** start of Exercise input **

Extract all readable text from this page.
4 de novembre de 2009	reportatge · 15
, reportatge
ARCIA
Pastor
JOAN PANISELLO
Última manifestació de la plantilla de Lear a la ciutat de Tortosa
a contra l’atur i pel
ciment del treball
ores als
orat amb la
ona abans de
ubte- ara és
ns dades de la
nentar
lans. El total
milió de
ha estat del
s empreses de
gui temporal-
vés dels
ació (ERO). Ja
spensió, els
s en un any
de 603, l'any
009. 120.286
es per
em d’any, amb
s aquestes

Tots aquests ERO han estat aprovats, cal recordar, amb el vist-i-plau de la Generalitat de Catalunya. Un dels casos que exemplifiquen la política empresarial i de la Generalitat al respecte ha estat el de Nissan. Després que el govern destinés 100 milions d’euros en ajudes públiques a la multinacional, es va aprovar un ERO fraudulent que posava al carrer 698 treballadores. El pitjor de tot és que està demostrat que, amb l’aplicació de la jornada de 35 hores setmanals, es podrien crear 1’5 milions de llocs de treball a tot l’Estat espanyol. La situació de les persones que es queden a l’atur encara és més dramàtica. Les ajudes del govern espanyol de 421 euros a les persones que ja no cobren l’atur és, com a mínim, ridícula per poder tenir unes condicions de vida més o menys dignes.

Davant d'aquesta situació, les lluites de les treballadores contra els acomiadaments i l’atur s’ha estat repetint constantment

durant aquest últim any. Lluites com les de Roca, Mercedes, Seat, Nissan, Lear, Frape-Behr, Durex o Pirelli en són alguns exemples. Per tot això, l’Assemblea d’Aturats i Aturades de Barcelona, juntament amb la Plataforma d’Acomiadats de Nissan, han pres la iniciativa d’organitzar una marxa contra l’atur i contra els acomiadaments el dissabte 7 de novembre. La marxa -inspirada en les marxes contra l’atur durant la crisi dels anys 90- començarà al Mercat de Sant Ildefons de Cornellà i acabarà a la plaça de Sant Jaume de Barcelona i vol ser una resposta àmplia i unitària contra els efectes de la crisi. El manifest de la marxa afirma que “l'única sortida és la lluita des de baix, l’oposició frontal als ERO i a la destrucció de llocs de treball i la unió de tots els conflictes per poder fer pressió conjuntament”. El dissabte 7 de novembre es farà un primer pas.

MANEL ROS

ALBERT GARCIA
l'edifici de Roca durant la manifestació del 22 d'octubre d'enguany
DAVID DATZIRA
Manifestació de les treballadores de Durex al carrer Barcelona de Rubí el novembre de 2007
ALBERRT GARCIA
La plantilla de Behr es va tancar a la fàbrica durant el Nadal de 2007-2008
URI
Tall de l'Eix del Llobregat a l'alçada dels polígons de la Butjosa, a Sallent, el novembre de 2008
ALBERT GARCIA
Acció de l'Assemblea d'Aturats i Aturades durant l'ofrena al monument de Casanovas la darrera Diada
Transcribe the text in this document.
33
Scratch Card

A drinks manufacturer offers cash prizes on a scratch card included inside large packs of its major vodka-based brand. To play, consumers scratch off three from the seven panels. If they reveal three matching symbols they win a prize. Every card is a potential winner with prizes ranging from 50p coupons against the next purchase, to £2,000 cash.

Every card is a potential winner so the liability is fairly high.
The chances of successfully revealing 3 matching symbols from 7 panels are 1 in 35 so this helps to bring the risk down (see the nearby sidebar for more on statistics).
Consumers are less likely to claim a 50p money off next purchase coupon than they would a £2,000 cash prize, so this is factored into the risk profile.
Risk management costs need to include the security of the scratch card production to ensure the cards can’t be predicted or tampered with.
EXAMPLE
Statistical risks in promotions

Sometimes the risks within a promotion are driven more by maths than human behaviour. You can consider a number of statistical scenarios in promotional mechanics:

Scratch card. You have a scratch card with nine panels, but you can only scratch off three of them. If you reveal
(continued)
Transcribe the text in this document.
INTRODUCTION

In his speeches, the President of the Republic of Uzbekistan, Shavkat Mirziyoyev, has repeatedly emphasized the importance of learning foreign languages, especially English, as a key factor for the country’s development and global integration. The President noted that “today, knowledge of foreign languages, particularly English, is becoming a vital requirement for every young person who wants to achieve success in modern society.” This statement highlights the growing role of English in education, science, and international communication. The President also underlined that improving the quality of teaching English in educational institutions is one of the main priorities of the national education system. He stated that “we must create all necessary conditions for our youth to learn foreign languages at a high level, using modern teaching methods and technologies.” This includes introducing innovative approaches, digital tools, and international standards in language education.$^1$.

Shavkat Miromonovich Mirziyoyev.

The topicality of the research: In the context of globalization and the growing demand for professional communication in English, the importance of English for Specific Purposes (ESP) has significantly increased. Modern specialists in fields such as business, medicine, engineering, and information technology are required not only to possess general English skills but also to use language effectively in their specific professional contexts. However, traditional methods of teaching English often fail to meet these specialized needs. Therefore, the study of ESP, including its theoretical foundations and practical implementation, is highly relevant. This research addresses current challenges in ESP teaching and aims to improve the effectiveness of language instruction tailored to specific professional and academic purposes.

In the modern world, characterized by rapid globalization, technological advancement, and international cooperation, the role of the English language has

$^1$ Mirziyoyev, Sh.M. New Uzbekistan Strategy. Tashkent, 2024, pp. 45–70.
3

** end of Exercise input **

▶ **Problem statement**: Find the word "more" in the records and pull out each line that has it.

▶ **Written response**:
The chances of successfully revealing 3 matching symbols from 7 panels are 1 in 35 so this helps to bring the risk down (see the nearby sidebar for more on statistics).
Sometimes the risks within a promotion are driven more by maths than human behaviour. You can consider a number of statistical scenarios in promotional mechanics:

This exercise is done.